> _To be done_: Transcribe the records below exactly.

— START OF Information supplied —

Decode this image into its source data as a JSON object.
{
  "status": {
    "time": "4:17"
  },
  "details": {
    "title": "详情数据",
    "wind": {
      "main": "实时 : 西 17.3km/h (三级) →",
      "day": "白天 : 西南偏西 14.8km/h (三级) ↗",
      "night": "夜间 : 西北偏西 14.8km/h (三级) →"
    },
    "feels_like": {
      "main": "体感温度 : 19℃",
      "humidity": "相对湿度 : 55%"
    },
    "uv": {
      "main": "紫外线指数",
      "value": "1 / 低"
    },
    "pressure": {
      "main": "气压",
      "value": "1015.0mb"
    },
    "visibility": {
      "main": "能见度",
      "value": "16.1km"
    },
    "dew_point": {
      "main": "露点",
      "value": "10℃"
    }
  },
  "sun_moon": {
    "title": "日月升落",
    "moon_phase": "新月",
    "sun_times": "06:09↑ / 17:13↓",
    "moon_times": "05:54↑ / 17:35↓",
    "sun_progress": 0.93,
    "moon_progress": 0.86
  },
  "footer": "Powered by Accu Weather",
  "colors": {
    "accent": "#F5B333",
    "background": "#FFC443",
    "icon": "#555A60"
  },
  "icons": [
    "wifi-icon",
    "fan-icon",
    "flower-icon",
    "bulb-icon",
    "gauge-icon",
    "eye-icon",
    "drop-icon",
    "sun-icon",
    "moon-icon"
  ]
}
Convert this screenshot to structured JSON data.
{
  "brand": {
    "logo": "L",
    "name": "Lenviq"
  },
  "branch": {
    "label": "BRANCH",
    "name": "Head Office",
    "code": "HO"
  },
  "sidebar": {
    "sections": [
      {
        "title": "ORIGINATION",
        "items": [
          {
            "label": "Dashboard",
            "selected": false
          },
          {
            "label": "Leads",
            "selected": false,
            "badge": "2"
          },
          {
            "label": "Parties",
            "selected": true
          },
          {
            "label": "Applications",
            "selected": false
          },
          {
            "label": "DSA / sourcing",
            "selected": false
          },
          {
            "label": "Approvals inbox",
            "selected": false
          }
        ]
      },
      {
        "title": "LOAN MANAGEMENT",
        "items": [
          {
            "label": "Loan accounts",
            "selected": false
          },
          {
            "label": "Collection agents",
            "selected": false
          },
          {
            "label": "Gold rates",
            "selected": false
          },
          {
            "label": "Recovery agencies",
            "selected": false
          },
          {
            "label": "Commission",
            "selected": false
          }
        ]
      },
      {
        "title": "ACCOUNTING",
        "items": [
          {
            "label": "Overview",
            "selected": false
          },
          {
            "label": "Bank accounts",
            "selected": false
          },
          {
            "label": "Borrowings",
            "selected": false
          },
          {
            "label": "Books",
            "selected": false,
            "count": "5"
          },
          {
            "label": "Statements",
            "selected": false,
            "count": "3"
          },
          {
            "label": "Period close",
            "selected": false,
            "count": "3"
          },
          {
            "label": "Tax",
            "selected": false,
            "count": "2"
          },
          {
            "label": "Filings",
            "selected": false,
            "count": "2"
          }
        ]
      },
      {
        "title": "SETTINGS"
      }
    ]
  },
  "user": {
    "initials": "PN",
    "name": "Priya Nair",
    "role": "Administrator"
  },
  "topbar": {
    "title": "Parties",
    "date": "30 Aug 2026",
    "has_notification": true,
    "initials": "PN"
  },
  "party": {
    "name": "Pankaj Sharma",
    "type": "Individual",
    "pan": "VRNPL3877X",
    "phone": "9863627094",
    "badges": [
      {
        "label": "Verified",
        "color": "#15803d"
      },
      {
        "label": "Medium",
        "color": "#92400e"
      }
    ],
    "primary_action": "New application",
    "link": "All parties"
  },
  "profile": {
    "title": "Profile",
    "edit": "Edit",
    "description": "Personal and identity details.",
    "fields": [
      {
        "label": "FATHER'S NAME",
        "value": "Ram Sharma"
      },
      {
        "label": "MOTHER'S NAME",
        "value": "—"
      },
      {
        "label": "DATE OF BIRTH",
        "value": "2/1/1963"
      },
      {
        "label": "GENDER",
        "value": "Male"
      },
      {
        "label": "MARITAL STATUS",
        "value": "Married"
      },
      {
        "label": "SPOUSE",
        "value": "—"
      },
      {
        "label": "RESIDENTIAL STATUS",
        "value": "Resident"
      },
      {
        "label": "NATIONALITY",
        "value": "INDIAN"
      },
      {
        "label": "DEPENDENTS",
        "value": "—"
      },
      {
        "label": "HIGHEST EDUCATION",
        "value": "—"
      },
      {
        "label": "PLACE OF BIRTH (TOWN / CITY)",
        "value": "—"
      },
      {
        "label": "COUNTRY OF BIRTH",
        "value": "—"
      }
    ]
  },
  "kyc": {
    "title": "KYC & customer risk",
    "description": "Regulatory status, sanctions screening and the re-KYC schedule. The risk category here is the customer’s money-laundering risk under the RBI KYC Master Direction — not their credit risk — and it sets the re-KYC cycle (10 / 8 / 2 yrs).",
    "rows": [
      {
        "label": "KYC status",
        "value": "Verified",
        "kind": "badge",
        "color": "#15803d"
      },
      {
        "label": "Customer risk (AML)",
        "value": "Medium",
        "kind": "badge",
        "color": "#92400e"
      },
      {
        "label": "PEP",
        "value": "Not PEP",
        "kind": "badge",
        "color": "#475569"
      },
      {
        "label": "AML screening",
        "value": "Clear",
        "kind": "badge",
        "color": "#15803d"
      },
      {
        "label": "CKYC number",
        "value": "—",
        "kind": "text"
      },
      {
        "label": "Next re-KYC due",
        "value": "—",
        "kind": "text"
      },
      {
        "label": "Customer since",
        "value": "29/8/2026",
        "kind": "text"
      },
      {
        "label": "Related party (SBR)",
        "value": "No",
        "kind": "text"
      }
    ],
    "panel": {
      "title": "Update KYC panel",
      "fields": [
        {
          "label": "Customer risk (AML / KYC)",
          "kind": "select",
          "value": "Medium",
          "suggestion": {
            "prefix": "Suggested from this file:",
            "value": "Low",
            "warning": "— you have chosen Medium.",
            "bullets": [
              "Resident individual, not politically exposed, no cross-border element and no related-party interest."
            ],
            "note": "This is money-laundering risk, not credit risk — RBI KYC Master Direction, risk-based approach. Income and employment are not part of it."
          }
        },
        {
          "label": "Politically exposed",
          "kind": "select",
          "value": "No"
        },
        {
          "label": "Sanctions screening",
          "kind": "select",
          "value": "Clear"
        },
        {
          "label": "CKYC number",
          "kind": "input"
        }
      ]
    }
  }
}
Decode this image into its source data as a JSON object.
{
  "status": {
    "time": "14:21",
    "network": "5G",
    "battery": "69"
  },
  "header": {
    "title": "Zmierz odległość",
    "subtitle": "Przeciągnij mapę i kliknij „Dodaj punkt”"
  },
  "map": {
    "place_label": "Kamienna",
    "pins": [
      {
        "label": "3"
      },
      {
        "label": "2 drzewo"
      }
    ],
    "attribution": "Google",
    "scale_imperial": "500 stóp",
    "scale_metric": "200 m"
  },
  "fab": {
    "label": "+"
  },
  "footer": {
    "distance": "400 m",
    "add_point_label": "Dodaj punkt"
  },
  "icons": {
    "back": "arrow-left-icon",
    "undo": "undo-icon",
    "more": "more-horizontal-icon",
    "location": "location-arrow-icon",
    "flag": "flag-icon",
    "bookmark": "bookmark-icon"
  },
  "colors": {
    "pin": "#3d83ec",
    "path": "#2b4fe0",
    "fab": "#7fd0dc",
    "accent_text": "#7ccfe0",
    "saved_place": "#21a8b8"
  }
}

— END OF Information supplied —

> _Task response_:
Decode this image into its source data as a JSON object.
{
  "status": {
    "time": "4:17"
  },
  "details": {
    "title": "详情数据",
    "wind": {
      "main": "实时 : 西 17.3km/h (三级) →",
      "day": "白天 : 西南偏西 14.8km/h (三级) ↗",
      "night": "夜间 : 西北偏西 14.8km/h (三级) →"
    },
    "feels_like": {
      "main": "体感温度 : 19℃",
      "humidity": "相对湿度 : 55%"
    },
    "uv": {
      "main": "紫外线指数",
      "value": "1 / 低"
    },
    "pressure": {
      "main": "气压",
      "value": "1015.0mb"
    },
    "visibility": {
      "main": "能见度",
      "value": "16.1km"
    },
    "dew_point": {
      "main": "露点",
      "value": "10℃"
    }
  },
  "sun_moon": {
    "title": "日月升落",
    "moon_phase": "新月",
    "sun_times": "06:09↑ / 17:13↓",
    "moon_times": "05:54↑ / 17:35↓",
    "sun_progress": 0.93,
    "moon_progress": 0.86
  },
  "footer": "Powered by Accu Weather",
  "colors": {
    "accent": "#F5B333",
    "background": "#FFC443",
    "icon": "#555A60"
  },
  "icons": [
    "wifi-icon",
    "fan-icon",
    "flower-icon",
    "bulb-icon",
    "gauge-icon",
    "eye-icon",
    "drop-icon",
    "sun-icon",
    "moon-icon"
  ]
}
Convert this screenshot to structured JSON data.
{
  "brand": {
    "logo": "L",
    "name": "Lenviq"
  },
  "branch": {
    "label": "BRANCH",
    "name": "Head Office",
    "code": "HO"
  },
  "sidebar": {
    "sections": [
      {
        "title": "ORIGINATION",
        "items": [
          {
            "label": "Dashboard",
            "selected": false
          },
          {
            "label": "Leads",
            "selected": false,
            "badge": "2"
          },
          {
            "label": "Parties",
            "selected": true
          },
          {
            "label": "Applications",
            "selected": false
          },
          {
            "label": "DSA / sourcing",
            "selected": false
          },
          {
            "label": "Approvals inbox",
            "selected": false
          }
        ]
      },
      {
        "title": "LOAN MANAGEMENT",
        "items": [
          {
            "label": "Loan accounts",
            "selected": false
          },
          {
            "label": "Collection agents",
            "selected": false
          },
          {
            "label": "Gold rates",
            "selected": false
          },
          {
            "label": "Recovery agencies",
            "selected": false
          },
          {
            "label": "Commission",
            "selected": false
          }
        ]
      },
      {
        "title": "ACCOUNTING",
        "items": [
          {
            "label": "Overview",
            "selected": false
          },
          {
            "label": "Bank accounts",
            "selected": false
          },
          {
            "label": "Borrowings",
            "selected": false
          },
          {
            "label": "Books",
            "selected": false,
            "count": "5"
          },
          {
            "label": "Statements",
            "selected": false,
            "count": "3"
          },
          {
            "label": "Period close",
            "selected": false,
            "count": "3"
          },
          {
            "label": "Tax",
            "selected": false,
            "count": "2"
          },
          {
            "label": "Filings",
            "selected": false,
            "count": "2"
          }
        ]
      },
      {
        "title": "SETTINGS"
      }
    ]
  },
  "user": {
    "initials": "PN",
    "name": "Priya Nair",
    "role": "Administrator"
  },
  "topbar": {
    "title": "Parties",
    "date": "30 Aug 2026",
    "has_notification": true,
    "initials": "PN"
  },
  "party": {
    "name": "Pankaj Sharma",
    "type": "Individual",
    "pan": "VRNPL3877X",
    "phone": "9863627094",
    "badges": [
      {
        "label": "Verified",
        "color": "#15803d"
      },
      {
        "label": "Medium",
        "color": "#92400e"
      }
    ],
    "primary_action": "New application",
    "link": "All parties"
  },
  "profile": {
    "title": "Profile",
    "edit": "Edit",
    "description": "Personal and identity details.",
    "fields": [
      {
        "label": "FATHER'S NAME",
        "value": "Ram Sharma"
      },
      {
        "label": "MOTHER'S NAME",
        "value": "—"
      },
      {
        "label": "DATE OF BIRTH",
        "value": "2/1/1963"
      },
      {
        "label": "GENDER",
        "value": "Male"
      },
      {
        "label": "MARITAL STATUS",
        "value": "Married"
      },
      {
        "label": "SPOUSE",
        "value": "—"
      },
      {
        "label": "RESIDENTIAL STATUS",
        "value": "Resident"
      },
      {
        "label": "NATIONALITY",
        "value": "INDIAN"
      },
      {
        "label": "DEPENDENTS",
        "value": "—"
      },
      {
        "label": "HIGHEST EDUCATION",
        "value": "—"
      },
      {
        "label": "PLACE OF BIRTH (TOWN / CITY)",
        "value": "—"
      },
      {
        "label": "COUNTRY OF BIRTH",
        "value": "—"
      }
    ]
  },
  "kyc": {
    "title": "KYC & customer risk",
    "description": "Regulatory status, sanctions screening and the re-KYC schedule. The risk category here is the customer’s money-laundering risk under the RBI KYC Master Direction — not their credit risk — and it sets the re-KYC cycle (10 / 8 / 2 yrs).",
    "rows": [
      {
        "label": "KYC status",
        "value": "Verified",
        "kind": "badge",
        "color": "#15803d"
      },
      {
        "label": "Customer risk (AML)",
        "value": "Medium",
        "kind": "badge",
        "color": "#92400e"
      },
      {
        "label": "PEP",
        "value": "Not PEP",
        "kind": "badge",
        "color": "#475569"
      },
      {
        "label": "AML screening",
        "value": "Clear",
        "kind": "badge",
        "color": "#15803d"
      },
      {
        "label": "CKYC number",
        "value": "—",
        "kind": "text"
      },
      {
        "label": "Next re-KYC due",
        "value": "—",
        "kind": "text"
      },
      {
        "label": "Customer since",
        "value": "29/8/2026",
        "kind": "text"
      },
      {
        "label": "Related party (SBR)",
        "value": "No",
        "kind": "text"
      }
    ],
    "panel": {
      "title": "Update KYC panel",
      "fields": [
        {
          "label": "Customer risk (AML / KYC)",
          "kind": "select",
          "value": "Medium",
          "suggestion": {
            "prefix": "Suggested from this file:",
            "value": "Low",
            "warning": "— you have chosen Medium.",
            "bullets": [
              "Resident individual, not politically exposed, no cross-border element and no related-party interest."
            ],
            "note": "This is money-laundering risk, not credit risk — RBI KYC Master Direction, risk-based approach. Income and employment are not part of it."
          }
        },
        {
          "label": "Politically exposed",
          "kind": "select",
          "value": "No"
        },
        {
          "label": "Sanctions screening",
          "kind": "select",
          "value": "Clear"
        },
        {
          "label": "CKYC number",
          "kind": "input"
        }
      ]
    }
  }
}
Decode this image into its source data as a JSON object.
{
  "status": {
    "time": "14:21",
    "network": "5G",
    "battery": "69"
  },
  "header": {
    "title": "Zmierz odległość",
    "subtitle": "Przeciągnij mapę i kliknij „Dodaj punkt”"
  },
  "map": {
    "place_label": "Kamienna",
    "pins": [
      {
        "label": "3"
      },
      {
        "label": "2 drzewo"
      }
    ],
    "attribution": "Google",
    "scale_imperial": "500 stóp",
    "scale_metric": "200 m"
  },
  "fab": {
    "label": "+"
  },
  "footer": {
    "distance": "400 m",
    "add_point_label": "Dodaj punkt"
  },
  "icons": {
    "back": "arrow-left-icon",
    "undo": "undo-icon",
    "more": "more-horizontal-icon",
    "location": "location-arrow-icon",
    "flag": "flag-icon",
    "bookmark": "bookmark-icon"
  },
  "colors": {
    "pin": "#3d83ec",
    "path": "#2b4fe0",
    "fab": "#7fd0dc",
    "accent_text": "#7ccfe0",
    "saved_place": "#21a8b8"
  }
}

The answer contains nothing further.